● **Stored data**:
________________________________________

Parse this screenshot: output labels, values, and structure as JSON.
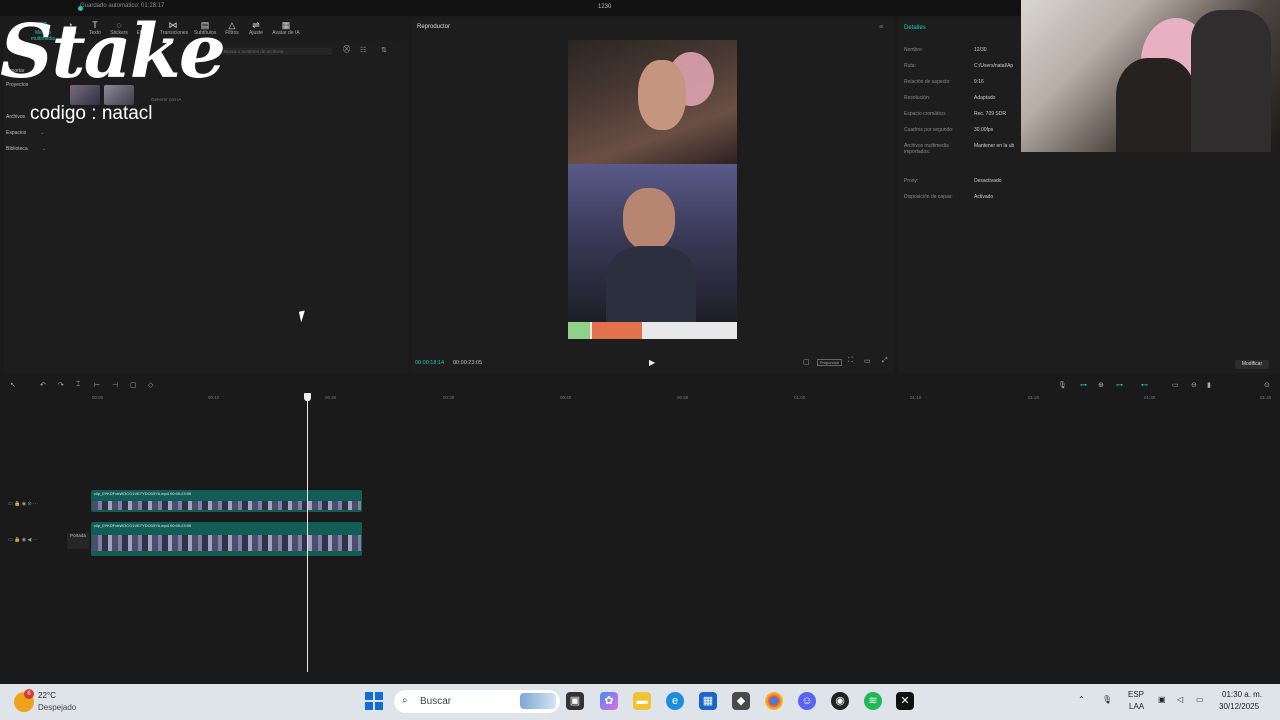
{
  "titlebar": {
    "autosave": "Guardado automático: 01:28:17",
    "project_name": "1230"
  },
  "toolbar": {
    "items": [
      "Medios multimedia",
      "Audio",
      "Texto",
      "Stickers",
      "Efectos",
      "Transiciones",
      "Subtítulos",
      "Filtros",
      "Ajuste",
      "Avatar de IA"
    ]
  },
  "left_panel": {
    "nav": [
      "Importar",
      "Proyectos",
      "Archivos",
      "Espacios",
      "Biblioteca"
    ],
    "search_placeholder": "Busca o nombres de archivos",
    "thumb_caption": "Generar con IA"
  },
  "overlay": {
    "brand": "Stake",
    "code_text": "codigo : natacl"
  },
  "player": {
    "title": "Reproductor",
    "current_time": "00:00:18:14",
    "total_time": "00:00:23:05",
    "ratio_label": "Proporción"
  },
  "details": {
    "title": "Detalles",
    "rows": [
      {
        "label": "Nombre:",
        "value": "12/30"
      },
      {
        "label": "Ruta:",
        "value": "C:/Users/natal/Ap"
      },
      {
        "label": "Relación de aspecto:",
        "value": "9:16"
      },
      {
        "label": "Resolución:",
        "value": "Adaptado"
      },
      {
        "label": "Espacio cromático:",
        "value": "Rec. 709 SDR"
      },
      {
        "label": "Cuadros por segundo:",
        "value": "30.00fps"
      },
      {
        "label": "Archivos multimedia importados:",
        "value": "Mantener en la ub"
      },
      {
        "label": "Proxy:",
        "value": "Desactivado"
      },
      {
        "label": "Disposición de capas:",
        "value": "Activado"
      }
    ],
    "modify_label": "Modificar"
  },
  "timeline": {
    "ruler": [
      "00:00",
      "00:10",
      "00:20",
      "00:30",
      "00:40",
      "00:50",
      "01:00",
      "01:10",
      "01:20",
      "01:30",
      "01:40"
    ],
    "clips": [
      {
        "name": "clip_0YKDFvbWOCG1VE7YDO33Y6.mp4   00:00:23:05"
      },
      {
        "name": "clip_0YKDFvbWOCG1VE7YDO33Y6.mp4   00:00:23:05"
      }
    ],
    "cover_label": "Portada"
  },
  "taskbar": {
    "weather_temp": "22°C",
    "weather_desc": "Despejado",
    "weather_badge": "6",
    "search_placeholder": "Buscar",
    "lang": "ESP",
    "lang2": "LAA",
    "time": "01:30 a. m.",
    "date": "30/12/2025"
  },
  "colors": {
    "accent": "#1fc8b8",
    "clip": "#125d55",
    "panel": "#1d1d1d"
  }
}
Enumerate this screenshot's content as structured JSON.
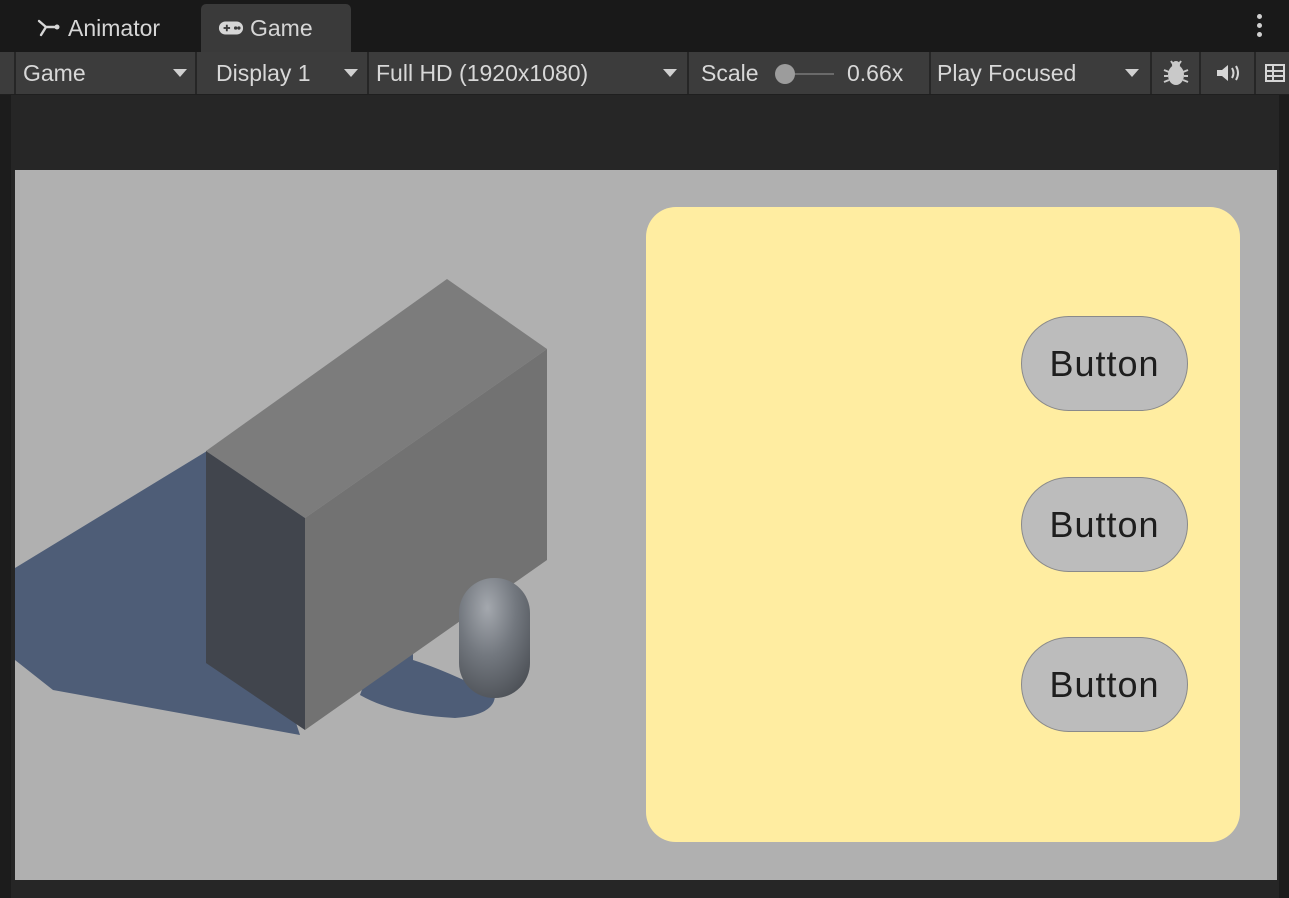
{
  "tabs": [
    {
      "label": "Animator",
      "icon": "animator-icon"
    },
    {
      "label": "Game",
      "icon": "gamepad-icon",
      "active": true
    }
  ],
  "toolbar": {
    "view_select": "Game",
    "display_select": "Display 1",
    "resolution_select": "Full HD (1920x1080)",
    "scale_label": "Scale",
    "scale_value": "0.66x",
    "play_mode_select": "Play Focused",
    "icons": [
      "bug-icon",
      "audio-mute-icon",
      "stats-grid-icon"
    ]
  },
  "game_view": {
    "background_color": "#b0b0b0",
    "panel_color": "#ffeda1",
    "buttons": [
      {
        "label": "Button"
      },
      {
        "label": "Button"
      },
      {
        "label": "Button"
      }
    ]
  }
}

________________________________________

● **WHAT THE TASK ASKS**: Without including any pictures, reproduce the listing exactly.

● **SOLUTION FOR THIS TASK**:
Parse this screenshot: output labels, values, and structure as JSON.
{
  "titlebar": {
    "autosave": "Guardado automático: 01:28:17",
    "project_name": "1230"
  },
  "toolbar": {
    "items": [
      "Medios multimedia",
      "Audio",
      "Texto",
      "Stickers",
      "Efectos",
      "Transiciones",
      "Subtítulos",
      "Filtros",
      "Ajuste",
      "Avatar de IA"
    ]
  },
  "left_panel": {
    "nav": [
      "Importar",
      "Proyectos",
      "Archivos",
      "Espacios",
      "Biblioteca"
    ],
    "search_placeholder": "Busca o nombres de archivos",
    "thumb_caption": "Generar con IA"
  },
  "overlay": {
    "brand": "Stake",
    "code_text": "codigo : natacl"
  },
  "player": {
    "title": "Reproductor",
    "current_time": "00:00:18:14",
    "total_time": "00:00:23:05",
    "ratio_label": "Proporción"
  },
  "details": {
    "title": "Detalles",
    "rows": [
      {
        "label": "Nombre:",
        "value": "12/30"
      },
      {
        "label": "Ruta:",
        "value": "C:/Users/natal/Ap"
      },
      {
        "label": "Relación de aspecto:",
        "value": "9:16"
      },
      {
        "label": "Resolución:",
        "value": "Adaptado"
      },
      {
        "label": "Espacio cromático:",
        "value": "Rec. 709 SDR"
      },
      {
        "label": "Cuadros por segundo:",
        "value": "30.00fps"
      },
      {
        "label": "Archivos multimedia importados:",
        "value": "Mantener en la ub"
      },
      {
        "label": "Proxy:",
        "value": "Desactivado"
      },
      {
        "label": "Disposición de capas:",
        "value": "Activado"
      }
    ],
    "modify_label": "Modificar"
  },
  "timeline": {
    "ruler": [
      "00:00",
      "00:10",
      "00:20",
      "00:30",
      "00:40",
      "00:50",
      "01:00",
      "01:10",
      "01:20",
      "01:30",
      "01:40"
    ],
    "clips": [
      {
        "name": "clip_0YKDFvbWOCG1VE7YDO33Y6.mp4   00:00:23:05"
      },
      {
        "name": "clip_0YKDFvbWOCG1VE7YDO33Y6.mp4   00:00:23:05"
      }
    ],
    "cover_label": "Portada"
  },
  "taskbar": {
    "weather_temp": "22°C",
    "weather_desc": "Despejado",
    "weather_badge": "6",
    "search_placeholder": "Buscar",
    "lang": "ESP",
    "lang2": "LAA",
    "time": "01:30 a. m.",
    "date": "30/12/2025"
  },
  "colors": {
    "accent": "#1fc8b8",
    "clip": "#125d55",
    "panel": "#1d1d1d"
  }
}
Enumerate this screenshot's content as structured JSON.
{
  "tabs": [
    {
      "label": "Animator",
      "icon": "animator-icon"
    },
    {
      "label": "Game",
      "icon": "gamepad-icon",
      "active": true
    }
  ],
  "toolbar": {
    "view_select": "Game",
    "display_select": "Display 1",
    "resolution_select": "Full HD (1920x1080)",
    "scale_label": "Scale",
    "scale_value": "0.66x",
    "play_mode_select": "Play Focused",
    "icons": [
      "bug-icon",
      "audio-mute-icon",
      "stats-grid-icon"
    ]
  },
  "game_view": {
    "background_color": "#b0b0b0",
    "panel_color": "#ffeda1",
    "buttons": [
      {
        "label": "Button"
      },
      {
        "label": "Button"
      },
      {
        "label": "Button"
      }
    ]
  }
}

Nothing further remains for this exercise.